What you need to do
Please list all lines of the material below in which the string "kind" occurs.

Collected data entries
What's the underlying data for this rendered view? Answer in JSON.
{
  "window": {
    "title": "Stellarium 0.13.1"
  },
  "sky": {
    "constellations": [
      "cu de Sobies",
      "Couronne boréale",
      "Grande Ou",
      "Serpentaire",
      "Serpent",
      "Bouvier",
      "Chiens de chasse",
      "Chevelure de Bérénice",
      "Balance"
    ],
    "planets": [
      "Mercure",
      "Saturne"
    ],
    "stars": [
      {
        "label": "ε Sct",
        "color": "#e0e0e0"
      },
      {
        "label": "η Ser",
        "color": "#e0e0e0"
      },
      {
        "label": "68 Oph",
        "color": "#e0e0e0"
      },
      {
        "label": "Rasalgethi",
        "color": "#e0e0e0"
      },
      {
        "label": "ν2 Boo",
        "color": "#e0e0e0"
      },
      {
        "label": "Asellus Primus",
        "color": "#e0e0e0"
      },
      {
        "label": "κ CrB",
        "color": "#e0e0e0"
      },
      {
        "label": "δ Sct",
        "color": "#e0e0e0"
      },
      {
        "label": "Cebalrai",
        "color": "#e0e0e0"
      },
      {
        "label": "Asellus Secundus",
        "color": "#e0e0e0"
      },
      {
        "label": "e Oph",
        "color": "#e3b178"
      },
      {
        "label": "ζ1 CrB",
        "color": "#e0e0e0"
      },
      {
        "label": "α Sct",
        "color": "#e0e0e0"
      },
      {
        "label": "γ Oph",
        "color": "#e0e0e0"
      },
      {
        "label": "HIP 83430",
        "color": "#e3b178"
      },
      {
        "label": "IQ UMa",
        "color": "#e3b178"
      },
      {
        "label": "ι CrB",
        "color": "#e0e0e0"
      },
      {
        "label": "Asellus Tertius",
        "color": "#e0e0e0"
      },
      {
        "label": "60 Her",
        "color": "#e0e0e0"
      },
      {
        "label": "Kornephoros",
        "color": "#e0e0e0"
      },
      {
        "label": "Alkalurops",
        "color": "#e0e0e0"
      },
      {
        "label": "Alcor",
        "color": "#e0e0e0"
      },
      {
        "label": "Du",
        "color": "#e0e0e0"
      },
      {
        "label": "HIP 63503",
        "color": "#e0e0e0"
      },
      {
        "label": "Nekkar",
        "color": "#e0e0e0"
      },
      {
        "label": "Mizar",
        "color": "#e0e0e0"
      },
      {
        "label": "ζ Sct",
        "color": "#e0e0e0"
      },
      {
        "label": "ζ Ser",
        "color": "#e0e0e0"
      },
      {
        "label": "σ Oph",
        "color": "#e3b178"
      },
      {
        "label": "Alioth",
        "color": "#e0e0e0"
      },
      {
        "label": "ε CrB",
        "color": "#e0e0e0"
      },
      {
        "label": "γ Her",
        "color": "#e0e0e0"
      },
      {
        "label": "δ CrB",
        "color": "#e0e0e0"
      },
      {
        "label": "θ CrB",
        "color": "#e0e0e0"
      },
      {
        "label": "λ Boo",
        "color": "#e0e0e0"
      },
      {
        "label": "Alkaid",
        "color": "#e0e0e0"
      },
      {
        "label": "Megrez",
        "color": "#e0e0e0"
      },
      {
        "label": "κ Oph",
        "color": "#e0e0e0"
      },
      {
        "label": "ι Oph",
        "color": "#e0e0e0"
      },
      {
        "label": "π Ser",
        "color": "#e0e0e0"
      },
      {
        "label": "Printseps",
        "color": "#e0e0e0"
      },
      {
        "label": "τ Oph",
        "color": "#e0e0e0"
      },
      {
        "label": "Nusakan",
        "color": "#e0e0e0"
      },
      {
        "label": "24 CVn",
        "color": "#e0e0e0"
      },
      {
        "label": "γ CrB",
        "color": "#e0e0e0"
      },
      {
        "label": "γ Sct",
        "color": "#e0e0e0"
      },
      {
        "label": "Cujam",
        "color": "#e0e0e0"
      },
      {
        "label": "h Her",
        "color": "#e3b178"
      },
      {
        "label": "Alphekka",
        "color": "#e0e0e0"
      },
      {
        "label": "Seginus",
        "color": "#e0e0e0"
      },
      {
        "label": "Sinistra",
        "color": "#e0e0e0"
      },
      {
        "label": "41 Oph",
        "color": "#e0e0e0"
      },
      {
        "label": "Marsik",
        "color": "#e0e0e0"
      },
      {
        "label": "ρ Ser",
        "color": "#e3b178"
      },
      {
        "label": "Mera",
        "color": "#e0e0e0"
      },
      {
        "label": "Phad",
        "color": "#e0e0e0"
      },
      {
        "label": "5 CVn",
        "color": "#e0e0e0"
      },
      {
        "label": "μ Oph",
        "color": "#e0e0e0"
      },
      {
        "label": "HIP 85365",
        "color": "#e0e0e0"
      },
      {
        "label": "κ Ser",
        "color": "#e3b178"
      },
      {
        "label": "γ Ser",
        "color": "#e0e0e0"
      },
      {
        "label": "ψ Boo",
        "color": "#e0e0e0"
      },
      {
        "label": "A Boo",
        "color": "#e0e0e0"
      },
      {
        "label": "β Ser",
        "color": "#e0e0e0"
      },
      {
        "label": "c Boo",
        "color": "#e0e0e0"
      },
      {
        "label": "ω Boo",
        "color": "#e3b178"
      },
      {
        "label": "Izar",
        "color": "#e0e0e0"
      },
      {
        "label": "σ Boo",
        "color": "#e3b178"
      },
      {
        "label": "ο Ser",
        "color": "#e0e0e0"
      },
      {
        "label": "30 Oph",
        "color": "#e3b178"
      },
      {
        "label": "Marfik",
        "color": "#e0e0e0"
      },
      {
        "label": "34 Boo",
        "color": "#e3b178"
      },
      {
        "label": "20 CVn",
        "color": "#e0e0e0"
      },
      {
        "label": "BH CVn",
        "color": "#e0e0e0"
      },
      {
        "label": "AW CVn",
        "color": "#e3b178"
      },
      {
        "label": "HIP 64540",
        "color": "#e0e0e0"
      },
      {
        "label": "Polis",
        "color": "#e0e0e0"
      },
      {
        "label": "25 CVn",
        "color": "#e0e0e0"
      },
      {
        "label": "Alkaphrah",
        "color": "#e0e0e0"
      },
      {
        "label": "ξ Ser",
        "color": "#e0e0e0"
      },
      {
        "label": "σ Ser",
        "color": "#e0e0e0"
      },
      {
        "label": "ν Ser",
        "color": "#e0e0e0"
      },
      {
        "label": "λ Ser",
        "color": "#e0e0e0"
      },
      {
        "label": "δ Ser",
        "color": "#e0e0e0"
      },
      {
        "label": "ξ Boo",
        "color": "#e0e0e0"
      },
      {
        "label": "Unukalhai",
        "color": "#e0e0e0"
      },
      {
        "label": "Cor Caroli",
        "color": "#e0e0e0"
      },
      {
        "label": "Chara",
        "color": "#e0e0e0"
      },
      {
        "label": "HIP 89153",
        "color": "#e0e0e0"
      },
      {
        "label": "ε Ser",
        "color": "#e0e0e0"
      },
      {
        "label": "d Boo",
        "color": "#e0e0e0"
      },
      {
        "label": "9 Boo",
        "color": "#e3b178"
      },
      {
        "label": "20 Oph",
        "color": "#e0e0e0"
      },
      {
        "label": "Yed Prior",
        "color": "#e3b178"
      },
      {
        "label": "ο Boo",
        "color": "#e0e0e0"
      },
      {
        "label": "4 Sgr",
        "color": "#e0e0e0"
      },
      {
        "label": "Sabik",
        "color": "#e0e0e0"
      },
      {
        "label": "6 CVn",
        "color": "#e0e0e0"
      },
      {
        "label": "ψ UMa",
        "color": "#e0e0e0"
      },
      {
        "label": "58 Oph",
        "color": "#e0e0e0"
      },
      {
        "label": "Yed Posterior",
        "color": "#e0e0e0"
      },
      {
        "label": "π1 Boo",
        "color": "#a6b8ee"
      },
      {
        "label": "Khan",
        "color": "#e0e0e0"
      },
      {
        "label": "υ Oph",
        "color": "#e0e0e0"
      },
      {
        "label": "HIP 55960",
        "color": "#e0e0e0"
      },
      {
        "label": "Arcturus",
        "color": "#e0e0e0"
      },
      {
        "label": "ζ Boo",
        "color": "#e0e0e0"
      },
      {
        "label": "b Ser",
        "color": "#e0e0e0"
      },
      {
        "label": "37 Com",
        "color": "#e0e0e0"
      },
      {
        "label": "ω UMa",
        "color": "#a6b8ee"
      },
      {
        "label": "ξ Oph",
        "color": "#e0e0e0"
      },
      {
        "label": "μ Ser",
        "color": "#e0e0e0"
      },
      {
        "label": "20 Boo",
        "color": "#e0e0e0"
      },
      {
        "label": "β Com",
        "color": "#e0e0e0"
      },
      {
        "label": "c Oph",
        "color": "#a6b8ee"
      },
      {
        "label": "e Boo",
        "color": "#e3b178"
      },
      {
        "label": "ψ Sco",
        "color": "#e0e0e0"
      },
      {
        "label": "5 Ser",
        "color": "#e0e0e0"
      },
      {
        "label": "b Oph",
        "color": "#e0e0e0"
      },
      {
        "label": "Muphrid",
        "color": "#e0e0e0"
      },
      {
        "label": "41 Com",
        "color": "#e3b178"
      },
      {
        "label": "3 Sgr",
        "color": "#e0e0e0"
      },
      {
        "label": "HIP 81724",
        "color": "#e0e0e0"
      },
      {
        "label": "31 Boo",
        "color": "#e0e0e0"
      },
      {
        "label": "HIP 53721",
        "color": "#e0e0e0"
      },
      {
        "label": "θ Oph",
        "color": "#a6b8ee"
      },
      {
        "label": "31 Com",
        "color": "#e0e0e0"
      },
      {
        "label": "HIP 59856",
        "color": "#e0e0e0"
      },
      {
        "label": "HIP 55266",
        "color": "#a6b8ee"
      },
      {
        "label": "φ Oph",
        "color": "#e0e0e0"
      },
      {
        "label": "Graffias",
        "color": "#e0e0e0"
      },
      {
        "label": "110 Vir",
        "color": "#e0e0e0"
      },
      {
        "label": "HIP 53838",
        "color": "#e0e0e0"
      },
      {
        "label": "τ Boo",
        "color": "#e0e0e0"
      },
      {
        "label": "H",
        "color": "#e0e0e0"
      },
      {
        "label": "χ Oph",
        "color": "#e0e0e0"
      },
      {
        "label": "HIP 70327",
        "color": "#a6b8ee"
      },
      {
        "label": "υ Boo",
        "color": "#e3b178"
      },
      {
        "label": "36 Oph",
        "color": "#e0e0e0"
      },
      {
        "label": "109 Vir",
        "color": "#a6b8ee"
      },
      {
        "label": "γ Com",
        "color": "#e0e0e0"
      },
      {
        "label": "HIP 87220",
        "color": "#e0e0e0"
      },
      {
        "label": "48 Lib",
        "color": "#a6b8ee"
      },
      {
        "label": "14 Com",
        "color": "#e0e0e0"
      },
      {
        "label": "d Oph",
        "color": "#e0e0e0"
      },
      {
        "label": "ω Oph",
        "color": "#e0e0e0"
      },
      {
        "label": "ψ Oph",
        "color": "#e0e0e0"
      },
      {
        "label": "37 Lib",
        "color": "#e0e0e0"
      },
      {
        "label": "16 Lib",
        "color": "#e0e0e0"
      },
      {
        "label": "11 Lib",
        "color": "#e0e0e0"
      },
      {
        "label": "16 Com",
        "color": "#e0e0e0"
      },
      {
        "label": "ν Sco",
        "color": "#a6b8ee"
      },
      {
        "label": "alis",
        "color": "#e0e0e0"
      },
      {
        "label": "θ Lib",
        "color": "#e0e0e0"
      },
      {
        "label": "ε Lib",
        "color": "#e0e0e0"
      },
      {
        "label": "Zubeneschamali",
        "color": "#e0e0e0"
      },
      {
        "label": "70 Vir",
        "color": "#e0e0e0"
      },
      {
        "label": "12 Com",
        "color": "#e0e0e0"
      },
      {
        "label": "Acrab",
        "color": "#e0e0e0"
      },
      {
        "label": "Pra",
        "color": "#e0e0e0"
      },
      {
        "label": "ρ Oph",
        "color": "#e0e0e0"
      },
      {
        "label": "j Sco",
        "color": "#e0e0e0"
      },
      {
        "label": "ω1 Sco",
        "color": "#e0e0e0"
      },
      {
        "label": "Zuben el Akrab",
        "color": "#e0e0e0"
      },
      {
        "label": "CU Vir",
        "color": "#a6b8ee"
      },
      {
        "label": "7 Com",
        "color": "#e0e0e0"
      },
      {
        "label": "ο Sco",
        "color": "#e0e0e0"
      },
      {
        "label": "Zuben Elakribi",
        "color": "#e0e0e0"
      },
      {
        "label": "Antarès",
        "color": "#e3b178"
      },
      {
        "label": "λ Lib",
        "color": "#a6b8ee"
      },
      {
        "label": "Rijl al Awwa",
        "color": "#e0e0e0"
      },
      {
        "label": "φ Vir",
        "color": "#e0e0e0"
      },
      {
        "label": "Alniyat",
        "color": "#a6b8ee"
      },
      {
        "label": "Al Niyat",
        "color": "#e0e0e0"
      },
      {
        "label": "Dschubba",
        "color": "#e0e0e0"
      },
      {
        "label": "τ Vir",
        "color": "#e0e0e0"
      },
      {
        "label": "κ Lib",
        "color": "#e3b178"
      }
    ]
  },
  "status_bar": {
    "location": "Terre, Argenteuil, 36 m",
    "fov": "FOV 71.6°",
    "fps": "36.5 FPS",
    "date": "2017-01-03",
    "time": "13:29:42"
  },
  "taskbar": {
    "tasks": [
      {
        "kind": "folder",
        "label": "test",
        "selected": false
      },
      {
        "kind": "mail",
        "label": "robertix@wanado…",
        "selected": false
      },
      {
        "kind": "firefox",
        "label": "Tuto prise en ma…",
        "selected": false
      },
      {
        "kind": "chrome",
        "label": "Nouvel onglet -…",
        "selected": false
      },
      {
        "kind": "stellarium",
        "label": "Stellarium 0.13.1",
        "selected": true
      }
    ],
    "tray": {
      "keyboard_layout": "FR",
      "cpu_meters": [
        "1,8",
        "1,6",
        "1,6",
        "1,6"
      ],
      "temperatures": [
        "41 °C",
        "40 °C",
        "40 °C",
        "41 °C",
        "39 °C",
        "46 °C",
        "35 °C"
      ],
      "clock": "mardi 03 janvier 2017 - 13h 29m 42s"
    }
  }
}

Output below
        "kind": "folder",
        "kind": "mail",
        "kind": "firefox",
        "kind": "chrome",
        "kind": "stellarium",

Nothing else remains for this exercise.